**Problem to solve:** Only the pictures stay out; every record is to be quoted exactly.

——————

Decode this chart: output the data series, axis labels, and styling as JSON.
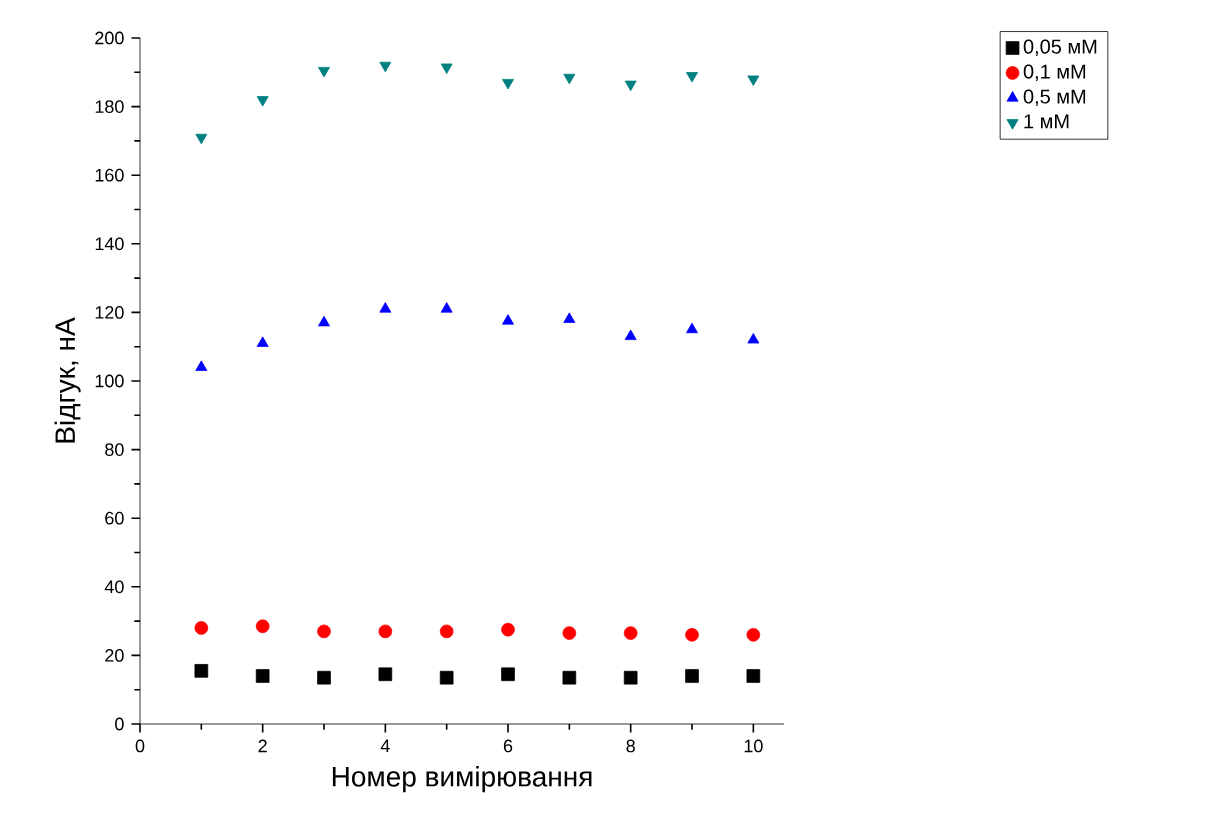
{
  "chart_data": {
    "type": "scatter",
    "xlabel": "Номер вимірювання",
    "ylabel": "Відгук, нА",
    "x": [
      1,
      2,
      3,
      4,
      5,
      6,
      7,
      8,
      9,
      10
    ],
    "xlim": [
      0,
      10.5
    ],
    "xticks": [
      0,
      2,
      4,
      6,
      8,
      10
    ],
    "ylim": [
      0,
      200
    ],
    "yticks": [
      0,
      20,
      40,
      60,
      80,
      100,
      120,
      140,
      160,
      180,
      200
    ],
    "grid": false,
    "legend": "top right",
    "series": [
      {
        "name": "0,05 мМ",
        "color": "#000000",
        "marker": "square",
        "values": [
          15.5,
          14,
          13.5,
          14.5,
          13.5,
          14.5,
          13.5,
          13.5,
          14,
          14
        ]
      },
      {
        "name": "0,1 мМ",
        "color": "#ff0000",
        "marker": "circle",
        "values": [
          28,
          28.5,
          27,
          27,
          27,
          27.5,
          26.5,
          26.5,
          26,
          26
        ]
      },
      {
        "name": "0,5 мМ",
        "color": "#0000ff",
        "marker": "triangle",
        "values": [
          104,
          111,
          117,
          121,
          121,
          117.5,
          118,
          113,
          115,
          112
        ]
      },
      {
        "name": "1 мМ",
        "color": "#008080",
        "marker": "triangle down",
        "values": [
          171,
          182,
          190.5,
          192,
          191.5,
          187,
          188.5,
          186.5,
          189,
          188
        ]
      }
    ]
  }
}
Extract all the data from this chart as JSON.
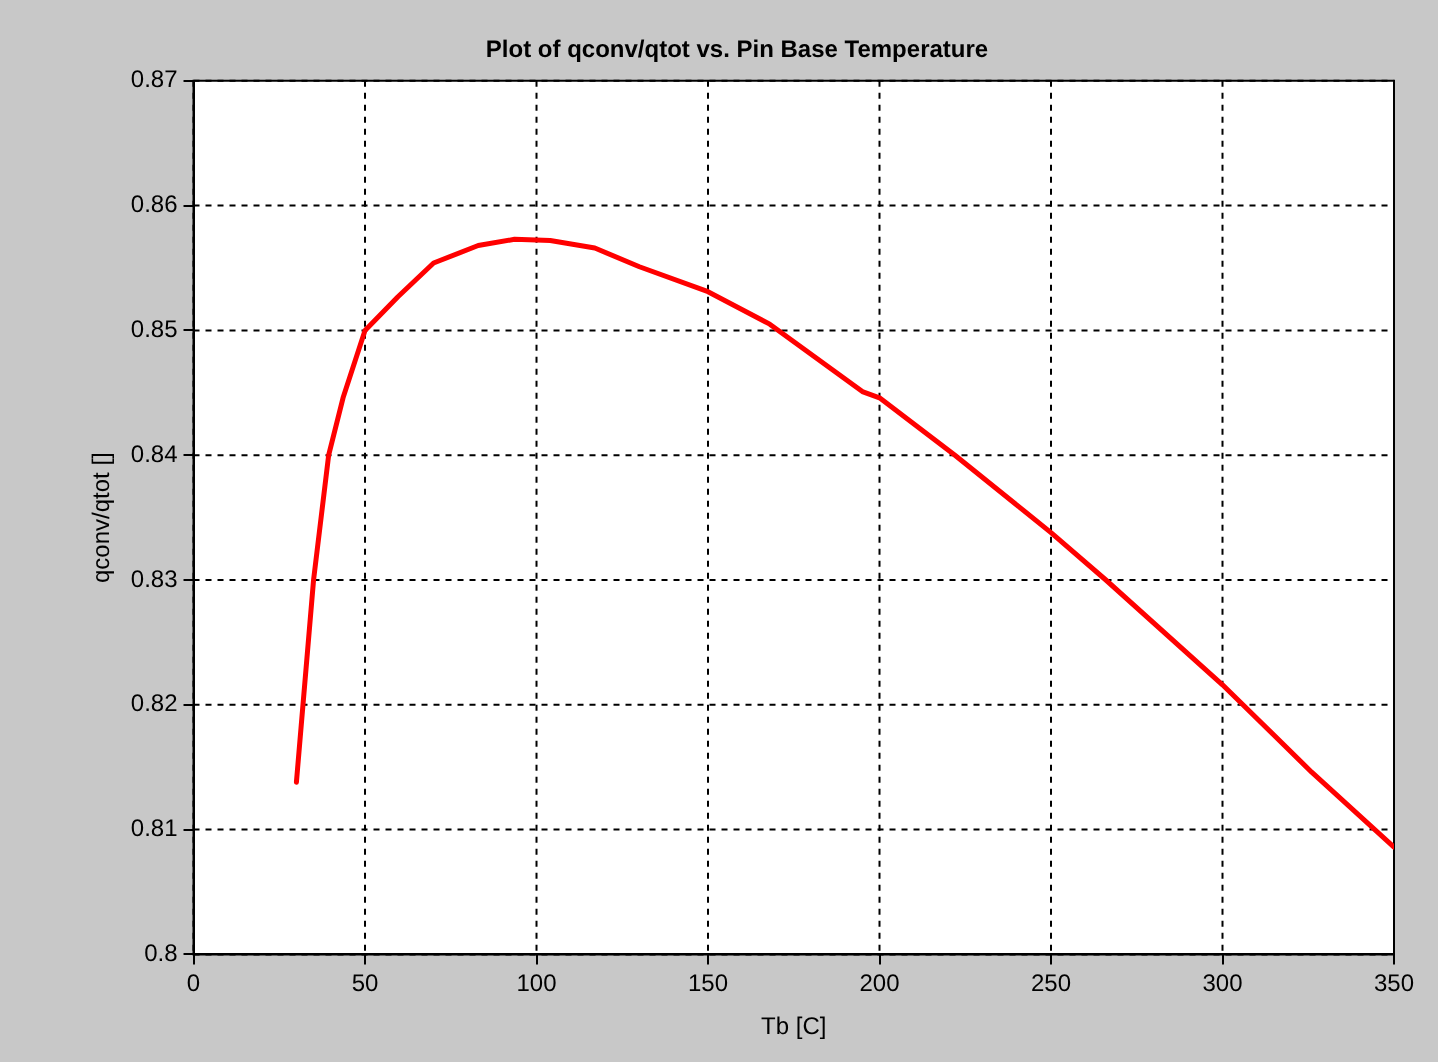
{
  "chart_data": {
    "type": "line",
    "title": "Plot of qconv/qtot vs. Pin Base Temperature",
    "xlabel": "Tb [C]",
    "ylabel": "qconv/qtot []",
    "series": [
      {
        "color": "#ff0000",
        "x": [
          30,
          35,
          39.4,
          43.6,
          50,
          59.6,
          70,
          83,
          93.6,
          104,
          117,
          130,
          150,
          168,
          195,
          200,
          222,
          250,
          266,
          300,
          326,
          350
        ],
        "values": [
          0.8138,
          0.83,
          0.84,
          0.8446,
          0.85,
          0.8527,
          0.8554,
          0.8568,
          0.8573,
          0.8572,
          0.8566,
          0.8551,
          0.8531,
          0.8505,
          0.8451,
          0.8446,
          0.84,
          0.8338,
          0.83,
          0.8216,
          0.8146,
          0.8086
        ]
      }
    ],
    "xlim": [
      0,
      350
    ],
    "xticks": [
      0,
      50,
      100,
      150,
      200,
      250,
      300,
      350
    ],
    "ylim": [
      0.8,
      0.87
    ],
    "yticks": [
      0.8,
      0.81,
      0.82,
      0.83,
      0.84,
      0.85,
      0.86,
      0.87
    ],
    "grid": true,
    "line_style": "solid",
    "marker": "none",
    "legend": false
  }
}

——————

**Complete output:**
Decode this chart: output the data series, axis labels, and styling as JSON.
{
  "chart_data": {
    "type": "scatter",
    "xlabel": "Номер вимірювання",
    "ylabel": "Відгук, нА",
    "x": [
      1,
      2,
      3,
      4,
      5,
      6,
      7,
      8,
      9,
      10
    ],
    "xlim": [
      0,
      10.5
    ],
    "xticks": [
      0,
      2,
      4,
      6,
      8,
      10
    ],
    "ylim": [
      0,
      200
    ],
    "yticks": [
      0,
      20,
      40,
      60,
      80,
      100,
      120,
      140,
      160,
      180,
      200
    ],
    "grid": false,
    "legend": "top right",
    "series": [
      {
        "name": "0,05 мМ",
        "color": "#000000",
        "marker": "square",
        "values": [
          15.5,
          14,
          13.5,
          14.5,
          13.5,
          14.5,
          13.5,
          13.5,
          14,
          14
        ]
      },
      {
        "name": "0,1 мМ",
        "color": "#ff0000",
        "marker": "circle",
        "values": [
          28,
          28.5,
          27,
          27,
          27,
          27.5,
          26.5,
          26.5,
          26,
          26
        ]
      },
      {
        "name": "0,5 мМ",
        "color": "#0000ff",
        "marker": "triangle",
        "values": [
          104,
          111,
          117,
          121,
          121,
          117.5,
          118,
          113,
          115,
          112
        ]
      },
      {
        "name": "1 мМ",
        "color": "#008080",
        "marker": "triangle down",
        "values": [
          171,
          182,
          190.5,
          192,
          191.5,
          187,
          188.5,
          186.5,
          189,
          188
        ]
      }
    ]
  }
}
Extract all the data from this chart as JSON.
{
  "chart_data": {
    "type": "line",
    "title": "Plot of qconv/qtot vs. Pin Base Temperature",
    "xlabel": "Tb [C]",
    "ylabel": "qconv/qtot []",
    "series": [
      {
        "color": "#ff0000",
        "x": [
          30,
          35,
          39.4,
          43.6,
          50,
          59.6,
          70,
          83,
          93.6,
          104,
          117,
          130,
          150,
          168,
          195,
          200,
          222,
          250,
          266,
          300,
          326,
          350
        ],
        "values": [
          0.8138,
          0.83,
          0.84,
          0.8446,
          0.85,
          0.8527,
          0.8554,
          0.8568,
          0.8573,
          0.8572,
          0.8566,
          0.8551,
          0.8531,
          0.8505,
          0.8451,
          0.8446,
          0.84,
          0.8338,
          0.83,
          0.8216,
          0.8146,
          0.8086
        ]
      }
    ],
    "xlim": [
      0,
      350
    ],
    "xticks": [
      0,
      50,
      100,
      150,
      200,
      250,
      300,
      350
    ],
    "ylim": [
      0.8,
      0.87
    ],
    "yticks": [
      0.8,
      0.81,
      0.82,
      0.83,
      0.84,
      0.85,
      0.86,
      0.87
    ],
    "grid": true,
    "line_style": "solid",
    "marker": "none",
    "legend": false
  }
}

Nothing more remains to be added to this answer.